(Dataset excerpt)
=======

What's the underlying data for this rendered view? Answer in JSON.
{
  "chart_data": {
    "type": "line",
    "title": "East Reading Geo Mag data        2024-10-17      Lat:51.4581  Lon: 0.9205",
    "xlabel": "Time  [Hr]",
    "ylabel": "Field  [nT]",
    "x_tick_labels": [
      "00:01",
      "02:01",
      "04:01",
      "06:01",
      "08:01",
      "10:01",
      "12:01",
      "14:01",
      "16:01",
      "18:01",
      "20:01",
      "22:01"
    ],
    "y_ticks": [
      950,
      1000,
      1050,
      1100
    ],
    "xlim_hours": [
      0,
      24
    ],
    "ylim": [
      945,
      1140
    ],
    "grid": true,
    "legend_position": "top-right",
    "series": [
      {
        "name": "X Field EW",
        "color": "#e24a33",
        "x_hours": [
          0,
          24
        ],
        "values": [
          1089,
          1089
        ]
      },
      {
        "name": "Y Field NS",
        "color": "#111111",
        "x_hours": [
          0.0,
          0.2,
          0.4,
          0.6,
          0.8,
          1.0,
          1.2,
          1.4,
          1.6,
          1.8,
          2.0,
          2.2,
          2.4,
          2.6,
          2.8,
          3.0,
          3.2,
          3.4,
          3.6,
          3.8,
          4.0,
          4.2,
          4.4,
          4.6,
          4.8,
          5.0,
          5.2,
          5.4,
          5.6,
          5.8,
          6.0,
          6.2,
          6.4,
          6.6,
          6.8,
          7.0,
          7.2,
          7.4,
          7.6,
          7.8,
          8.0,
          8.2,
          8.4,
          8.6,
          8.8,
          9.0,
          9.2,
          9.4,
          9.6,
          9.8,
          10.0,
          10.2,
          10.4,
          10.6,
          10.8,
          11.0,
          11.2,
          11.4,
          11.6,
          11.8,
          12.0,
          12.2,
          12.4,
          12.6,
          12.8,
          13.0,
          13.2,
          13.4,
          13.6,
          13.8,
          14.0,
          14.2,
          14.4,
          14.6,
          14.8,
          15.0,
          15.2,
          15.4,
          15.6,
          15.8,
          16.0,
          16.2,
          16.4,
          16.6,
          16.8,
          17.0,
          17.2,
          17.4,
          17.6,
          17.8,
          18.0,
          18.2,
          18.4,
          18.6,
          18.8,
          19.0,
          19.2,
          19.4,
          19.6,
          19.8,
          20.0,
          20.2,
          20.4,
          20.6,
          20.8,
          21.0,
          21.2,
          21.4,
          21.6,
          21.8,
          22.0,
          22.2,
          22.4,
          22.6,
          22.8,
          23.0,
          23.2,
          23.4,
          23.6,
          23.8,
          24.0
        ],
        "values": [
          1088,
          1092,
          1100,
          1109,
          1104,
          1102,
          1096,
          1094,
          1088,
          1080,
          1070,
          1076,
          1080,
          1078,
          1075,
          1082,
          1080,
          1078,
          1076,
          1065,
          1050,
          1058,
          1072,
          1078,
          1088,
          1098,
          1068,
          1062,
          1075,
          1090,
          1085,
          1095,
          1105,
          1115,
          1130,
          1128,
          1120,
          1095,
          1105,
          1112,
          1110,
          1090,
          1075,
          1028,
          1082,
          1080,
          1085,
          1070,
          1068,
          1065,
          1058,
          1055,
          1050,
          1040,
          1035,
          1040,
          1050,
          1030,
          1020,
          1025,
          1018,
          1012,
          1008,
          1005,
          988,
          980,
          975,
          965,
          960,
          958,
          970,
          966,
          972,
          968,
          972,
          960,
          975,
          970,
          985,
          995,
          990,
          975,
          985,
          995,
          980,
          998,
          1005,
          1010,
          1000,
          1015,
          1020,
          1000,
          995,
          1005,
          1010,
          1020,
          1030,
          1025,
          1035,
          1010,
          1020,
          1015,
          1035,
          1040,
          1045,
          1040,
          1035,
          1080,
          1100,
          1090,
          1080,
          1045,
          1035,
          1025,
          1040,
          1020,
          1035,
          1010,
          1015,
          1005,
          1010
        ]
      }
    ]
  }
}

=======

PROMPT - Sift through the entries and copy every line with "Field".

EXPECTED ANSWER -
    "ylabel": "Field  [nT]",
        "name": "X Field EW",
        "name": "Y Field NS",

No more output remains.